WRITTEN TASK » Determine which lines of the records include the word "CCMT", and copy them.

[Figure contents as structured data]
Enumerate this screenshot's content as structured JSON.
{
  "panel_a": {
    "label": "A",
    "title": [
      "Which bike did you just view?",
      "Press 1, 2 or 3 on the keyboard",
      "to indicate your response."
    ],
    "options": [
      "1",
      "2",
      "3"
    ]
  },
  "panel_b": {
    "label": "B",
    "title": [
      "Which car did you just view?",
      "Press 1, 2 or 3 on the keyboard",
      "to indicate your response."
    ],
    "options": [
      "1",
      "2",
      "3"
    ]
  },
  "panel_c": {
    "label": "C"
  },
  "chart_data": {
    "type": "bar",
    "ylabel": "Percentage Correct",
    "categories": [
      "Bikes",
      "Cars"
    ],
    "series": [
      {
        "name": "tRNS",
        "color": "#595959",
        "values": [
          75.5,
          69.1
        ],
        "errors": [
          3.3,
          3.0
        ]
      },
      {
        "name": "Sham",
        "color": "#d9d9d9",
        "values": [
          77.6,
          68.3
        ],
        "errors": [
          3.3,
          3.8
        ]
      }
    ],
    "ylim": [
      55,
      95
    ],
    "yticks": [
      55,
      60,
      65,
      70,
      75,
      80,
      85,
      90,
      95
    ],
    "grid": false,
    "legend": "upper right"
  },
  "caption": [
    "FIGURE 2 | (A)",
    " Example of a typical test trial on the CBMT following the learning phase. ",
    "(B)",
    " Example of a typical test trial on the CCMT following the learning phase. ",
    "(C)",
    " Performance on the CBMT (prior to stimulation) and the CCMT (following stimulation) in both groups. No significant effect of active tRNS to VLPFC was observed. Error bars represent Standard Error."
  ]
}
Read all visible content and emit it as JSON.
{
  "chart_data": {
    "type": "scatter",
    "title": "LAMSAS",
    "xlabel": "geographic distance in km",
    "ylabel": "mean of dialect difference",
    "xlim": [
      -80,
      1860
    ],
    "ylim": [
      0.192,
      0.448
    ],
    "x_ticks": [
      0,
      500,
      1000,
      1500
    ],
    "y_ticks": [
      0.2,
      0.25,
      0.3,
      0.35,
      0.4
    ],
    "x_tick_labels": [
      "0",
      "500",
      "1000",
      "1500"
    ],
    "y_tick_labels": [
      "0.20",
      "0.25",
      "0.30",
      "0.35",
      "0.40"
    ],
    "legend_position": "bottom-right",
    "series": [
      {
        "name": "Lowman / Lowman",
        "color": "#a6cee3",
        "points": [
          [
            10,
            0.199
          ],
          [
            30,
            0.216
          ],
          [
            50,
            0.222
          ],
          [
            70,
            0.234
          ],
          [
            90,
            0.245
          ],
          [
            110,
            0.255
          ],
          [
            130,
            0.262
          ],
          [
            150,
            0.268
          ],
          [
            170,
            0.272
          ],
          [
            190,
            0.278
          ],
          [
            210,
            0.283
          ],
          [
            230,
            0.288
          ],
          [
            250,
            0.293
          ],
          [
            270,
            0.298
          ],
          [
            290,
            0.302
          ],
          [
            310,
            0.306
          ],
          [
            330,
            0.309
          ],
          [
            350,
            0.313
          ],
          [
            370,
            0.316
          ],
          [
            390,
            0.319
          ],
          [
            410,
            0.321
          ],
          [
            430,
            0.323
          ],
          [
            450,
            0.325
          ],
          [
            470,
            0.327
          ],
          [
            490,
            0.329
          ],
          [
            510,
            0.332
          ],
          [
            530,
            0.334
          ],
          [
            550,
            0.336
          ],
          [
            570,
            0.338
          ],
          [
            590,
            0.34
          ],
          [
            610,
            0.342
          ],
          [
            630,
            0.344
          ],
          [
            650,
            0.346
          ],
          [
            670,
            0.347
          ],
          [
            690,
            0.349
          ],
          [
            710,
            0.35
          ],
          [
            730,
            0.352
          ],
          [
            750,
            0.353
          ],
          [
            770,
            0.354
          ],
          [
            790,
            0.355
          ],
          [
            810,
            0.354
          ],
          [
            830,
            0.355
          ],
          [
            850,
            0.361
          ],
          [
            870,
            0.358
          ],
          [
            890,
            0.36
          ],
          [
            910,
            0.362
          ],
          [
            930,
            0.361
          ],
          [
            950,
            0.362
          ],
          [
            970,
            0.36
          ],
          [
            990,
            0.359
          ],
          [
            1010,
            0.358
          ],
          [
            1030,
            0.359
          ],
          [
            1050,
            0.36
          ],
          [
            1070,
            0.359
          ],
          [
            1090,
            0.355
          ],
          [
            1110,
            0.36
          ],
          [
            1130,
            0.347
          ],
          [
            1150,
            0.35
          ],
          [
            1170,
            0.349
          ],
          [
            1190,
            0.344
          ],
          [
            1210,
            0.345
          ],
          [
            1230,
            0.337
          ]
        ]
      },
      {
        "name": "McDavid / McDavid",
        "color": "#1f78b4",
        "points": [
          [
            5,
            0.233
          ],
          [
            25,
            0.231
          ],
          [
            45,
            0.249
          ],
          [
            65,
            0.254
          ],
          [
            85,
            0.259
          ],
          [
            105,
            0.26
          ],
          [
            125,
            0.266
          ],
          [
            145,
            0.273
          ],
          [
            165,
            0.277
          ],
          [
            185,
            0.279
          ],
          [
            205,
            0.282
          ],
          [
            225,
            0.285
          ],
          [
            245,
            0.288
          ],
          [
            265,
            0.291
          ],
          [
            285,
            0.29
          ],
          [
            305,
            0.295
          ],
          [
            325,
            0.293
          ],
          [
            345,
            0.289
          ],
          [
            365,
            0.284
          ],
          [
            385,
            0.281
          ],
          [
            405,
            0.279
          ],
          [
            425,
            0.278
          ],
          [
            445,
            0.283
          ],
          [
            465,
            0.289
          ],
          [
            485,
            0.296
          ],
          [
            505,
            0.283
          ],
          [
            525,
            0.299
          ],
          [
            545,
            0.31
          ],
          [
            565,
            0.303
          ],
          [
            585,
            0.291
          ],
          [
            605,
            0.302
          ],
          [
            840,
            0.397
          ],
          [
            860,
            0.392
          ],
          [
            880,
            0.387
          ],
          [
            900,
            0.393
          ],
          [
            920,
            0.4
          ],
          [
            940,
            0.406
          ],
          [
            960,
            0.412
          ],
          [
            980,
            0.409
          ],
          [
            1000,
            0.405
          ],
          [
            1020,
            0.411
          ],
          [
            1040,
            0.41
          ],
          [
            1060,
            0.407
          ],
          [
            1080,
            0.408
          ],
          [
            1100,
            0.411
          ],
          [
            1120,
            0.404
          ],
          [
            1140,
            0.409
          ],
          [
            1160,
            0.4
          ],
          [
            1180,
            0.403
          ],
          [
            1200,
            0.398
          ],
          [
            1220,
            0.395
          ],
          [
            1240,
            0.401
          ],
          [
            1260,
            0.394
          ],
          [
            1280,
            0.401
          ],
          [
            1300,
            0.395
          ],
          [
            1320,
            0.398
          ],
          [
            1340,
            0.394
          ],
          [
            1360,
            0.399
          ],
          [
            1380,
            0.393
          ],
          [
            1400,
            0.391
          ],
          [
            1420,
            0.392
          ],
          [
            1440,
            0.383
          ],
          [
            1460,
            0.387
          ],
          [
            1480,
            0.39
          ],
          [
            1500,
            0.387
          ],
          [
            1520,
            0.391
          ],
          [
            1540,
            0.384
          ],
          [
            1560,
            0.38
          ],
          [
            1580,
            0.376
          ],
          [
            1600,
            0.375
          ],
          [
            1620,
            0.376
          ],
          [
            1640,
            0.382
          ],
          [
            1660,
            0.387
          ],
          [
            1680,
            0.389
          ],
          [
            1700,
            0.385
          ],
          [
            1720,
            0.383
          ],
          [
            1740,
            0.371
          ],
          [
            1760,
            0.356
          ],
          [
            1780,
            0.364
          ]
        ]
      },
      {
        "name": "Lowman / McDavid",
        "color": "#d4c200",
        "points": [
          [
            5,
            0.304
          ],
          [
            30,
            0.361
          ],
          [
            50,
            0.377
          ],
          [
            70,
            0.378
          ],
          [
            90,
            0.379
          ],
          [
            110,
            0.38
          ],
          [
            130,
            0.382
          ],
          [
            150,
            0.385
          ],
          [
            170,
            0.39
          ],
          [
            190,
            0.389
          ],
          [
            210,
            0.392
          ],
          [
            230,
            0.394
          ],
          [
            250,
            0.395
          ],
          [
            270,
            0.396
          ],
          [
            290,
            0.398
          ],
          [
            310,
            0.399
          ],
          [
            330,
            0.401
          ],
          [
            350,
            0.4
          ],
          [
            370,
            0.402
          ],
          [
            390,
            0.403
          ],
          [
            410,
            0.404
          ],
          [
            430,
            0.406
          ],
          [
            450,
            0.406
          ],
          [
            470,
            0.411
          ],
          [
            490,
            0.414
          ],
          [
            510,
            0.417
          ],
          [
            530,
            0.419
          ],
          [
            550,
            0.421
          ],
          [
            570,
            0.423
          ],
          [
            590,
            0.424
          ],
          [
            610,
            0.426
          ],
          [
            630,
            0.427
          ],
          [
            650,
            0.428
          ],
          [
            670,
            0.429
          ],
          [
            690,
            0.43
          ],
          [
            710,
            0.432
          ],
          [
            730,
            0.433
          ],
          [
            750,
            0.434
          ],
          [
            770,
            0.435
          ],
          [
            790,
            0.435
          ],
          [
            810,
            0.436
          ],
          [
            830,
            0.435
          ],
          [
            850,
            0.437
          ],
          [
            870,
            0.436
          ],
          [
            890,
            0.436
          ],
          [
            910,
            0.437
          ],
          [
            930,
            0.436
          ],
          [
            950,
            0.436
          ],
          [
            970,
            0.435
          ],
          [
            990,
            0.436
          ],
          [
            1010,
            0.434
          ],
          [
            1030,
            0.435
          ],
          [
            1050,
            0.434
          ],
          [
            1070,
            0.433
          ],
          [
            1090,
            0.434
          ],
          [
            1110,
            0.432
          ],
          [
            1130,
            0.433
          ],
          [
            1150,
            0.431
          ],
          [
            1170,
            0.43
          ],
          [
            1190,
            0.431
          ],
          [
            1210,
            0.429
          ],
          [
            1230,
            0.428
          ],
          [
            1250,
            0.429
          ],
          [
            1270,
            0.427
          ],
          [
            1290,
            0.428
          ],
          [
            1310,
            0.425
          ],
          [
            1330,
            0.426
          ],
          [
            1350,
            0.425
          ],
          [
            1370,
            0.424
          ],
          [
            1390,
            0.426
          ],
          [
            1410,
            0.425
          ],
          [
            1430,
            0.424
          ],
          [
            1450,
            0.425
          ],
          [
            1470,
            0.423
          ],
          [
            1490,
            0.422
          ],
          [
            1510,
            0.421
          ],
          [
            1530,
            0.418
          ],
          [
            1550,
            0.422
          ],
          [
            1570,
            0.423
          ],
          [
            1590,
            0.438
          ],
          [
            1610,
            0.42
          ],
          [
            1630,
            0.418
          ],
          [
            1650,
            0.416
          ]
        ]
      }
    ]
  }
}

WRITTEN REPLY »
    " Example of a typical test trial on the CCMT following the learning phase. ",
    " Performance on the CBMT (prior to stimulation) and the CCMT (following stimulation) in both groups. No significant effect of active tRNS to VLPFC was observed. Error bars represent Standard Error."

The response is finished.